[Excerpt from a dataset]
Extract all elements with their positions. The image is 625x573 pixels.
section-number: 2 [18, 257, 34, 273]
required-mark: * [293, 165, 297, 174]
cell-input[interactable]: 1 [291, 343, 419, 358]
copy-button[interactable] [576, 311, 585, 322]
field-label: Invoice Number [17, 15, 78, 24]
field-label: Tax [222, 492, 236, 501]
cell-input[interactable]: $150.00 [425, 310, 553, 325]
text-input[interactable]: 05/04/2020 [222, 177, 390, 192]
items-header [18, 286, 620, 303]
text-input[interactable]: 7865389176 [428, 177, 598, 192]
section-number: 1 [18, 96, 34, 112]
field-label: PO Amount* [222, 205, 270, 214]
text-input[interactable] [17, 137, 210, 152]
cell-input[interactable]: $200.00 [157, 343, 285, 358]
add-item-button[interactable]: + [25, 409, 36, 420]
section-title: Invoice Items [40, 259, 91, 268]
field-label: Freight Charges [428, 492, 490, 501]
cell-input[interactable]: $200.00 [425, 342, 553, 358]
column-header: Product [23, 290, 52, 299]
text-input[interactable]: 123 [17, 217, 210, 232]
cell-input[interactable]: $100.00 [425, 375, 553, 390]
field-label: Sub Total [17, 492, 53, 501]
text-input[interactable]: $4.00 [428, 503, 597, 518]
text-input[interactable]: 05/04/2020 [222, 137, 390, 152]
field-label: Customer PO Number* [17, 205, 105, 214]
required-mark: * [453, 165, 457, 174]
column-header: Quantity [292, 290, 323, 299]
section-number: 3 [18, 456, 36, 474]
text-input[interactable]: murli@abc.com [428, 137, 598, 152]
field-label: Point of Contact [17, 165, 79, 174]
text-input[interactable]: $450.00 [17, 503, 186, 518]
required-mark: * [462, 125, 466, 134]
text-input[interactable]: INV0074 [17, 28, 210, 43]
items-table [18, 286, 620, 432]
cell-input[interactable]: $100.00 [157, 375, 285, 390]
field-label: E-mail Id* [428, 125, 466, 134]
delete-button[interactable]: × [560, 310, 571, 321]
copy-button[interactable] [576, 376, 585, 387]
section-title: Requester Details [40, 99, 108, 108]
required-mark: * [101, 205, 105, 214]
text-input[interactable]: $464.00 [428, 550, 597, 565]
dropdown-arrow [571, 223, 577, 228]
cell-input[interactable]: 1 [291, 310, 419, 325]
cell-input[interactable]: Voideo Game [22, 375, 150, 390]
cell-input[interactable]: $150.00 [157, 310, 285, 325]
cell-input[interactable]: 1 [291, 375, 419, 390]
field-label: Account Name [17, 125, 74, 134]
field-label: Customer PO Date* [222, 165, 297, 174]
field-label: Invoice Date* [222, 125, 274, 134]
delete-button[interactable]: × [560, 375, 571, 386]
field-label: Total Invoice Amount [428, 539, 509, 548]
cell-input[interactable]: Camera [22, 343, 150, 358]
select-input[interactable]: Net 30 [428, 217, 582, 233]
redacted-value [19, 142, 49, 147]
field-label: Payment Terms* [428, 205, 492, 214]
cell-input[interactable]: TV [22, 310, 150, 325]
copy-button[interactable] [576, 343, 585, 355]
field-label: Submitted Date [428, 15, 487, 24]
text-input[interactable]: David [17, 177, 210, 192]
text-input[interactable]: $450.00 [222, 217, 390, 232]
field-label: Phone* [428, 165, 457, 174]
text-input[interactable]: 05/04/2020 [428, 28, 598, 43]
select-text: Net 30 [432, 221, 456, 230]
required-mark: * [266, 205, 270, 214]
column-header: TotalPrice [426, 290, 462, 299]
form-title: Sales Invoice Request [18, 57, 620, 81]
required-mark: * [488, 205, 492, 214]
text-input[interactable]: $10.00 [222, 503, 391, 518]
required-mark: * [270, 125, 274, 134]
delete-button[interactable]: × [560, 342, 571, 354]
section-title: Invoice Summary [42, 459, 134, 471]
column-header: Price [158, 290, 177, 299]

## EXERCISE
Copy the items verbatim, everything from the very first line down through the line containing "cell-input[interactable]: Voideo Game", with both ends included.

## TASK RESPONSE
Extract all elements with their positions. The image is 625x573 pixels.
section-number: 2 [18, 257, 34, 273]
required-mark: * [293, 165, 297, 174]
cell-input[interactable]: 1 [291, 343, 419, 358]
copy-button[interactable] [576, 311, 585, 322]
field-label: Invoice Number [17, 15, 78, 24]
field-label: Tax [222, 492, 236, 501]
cell-input[interactable]: $150.00 [425, 310, 553, 325]
text-input[interactable]: 05/04/2020 [222, 177, 390, 192]
items-header [18, 286, 620, 303]
text-input[interactable]: 7865389176 [428, 177, 598, 192]
section-number: 1 [18, 96, 34, 112]
field-label: PO Amount* [222, 205, 270, 214]
text-input[interactable] [17, 137, 210, 152]
cell-input[interactable]: $200.00 [157, 343, 285, 358]
add-item-button[interactable]: + [25, 409, 36, 420]
section-title: Invoice Items [40, 259, 91, 268]
field-label: Freight Charges [428, 492, 490, 501]
cell-input[interactable]: $200.00 [425, 342, 553, 358]
column-header: Product [23, 290, 52, 299]
text-input[interactable]: 123 [17, 217, 210, 232]
cell-input[interactable]: $100.00 [425, 375, 553, 390]
field-label: Sub Total [17, 492, 53, 501]
text-input[interactable]: $4.00 [428, 503, 597, 518]
text-input[interactable]: 05/04/2020 [222, 137, 390, 152]
field-label: Customer PO Number* [17, 205, 105, 214]
required-mark: * [453, 165, 457, 174]
column-header: Quantity [292, 290, 323, 299]
section-number: 3 [18, 456, 36, 474]
text-input[interactable]: murli@abc.com [428, 137, 598, 152]
field-label: Point of Contact [17, 165, 79, 174]
text-input[interactable]: $450.00 [17, 503, 186, 518]
required-mark: * [462, 125, 466, 134]
text-input[interactable]: INV0074 [17, 28, 210, 43]
items-table [18, 286, 620, 432]
cell-input[interactable]: $100.00 [157, 375, 285, 390]
field-label: E-mail Id* [428, 125, 466, 134]
delete-button[interactable]: × [560, 310, 571, 321]
copy-button[interactable] [576, 376, 585, 387]
section-title: Requester Details [40, 99, 108, 108]
required-mark: * [101, 205, 105, 214]
text-input[interactable]: $464.00 [428, 550, 597, 565]
dropdown-arrow [571, 223, 577, 228]
cell-input[interactable]: 1 [291, 310, 419, 325]
cell-input[interactable]: Voideo Game [22, 375, 150, 390]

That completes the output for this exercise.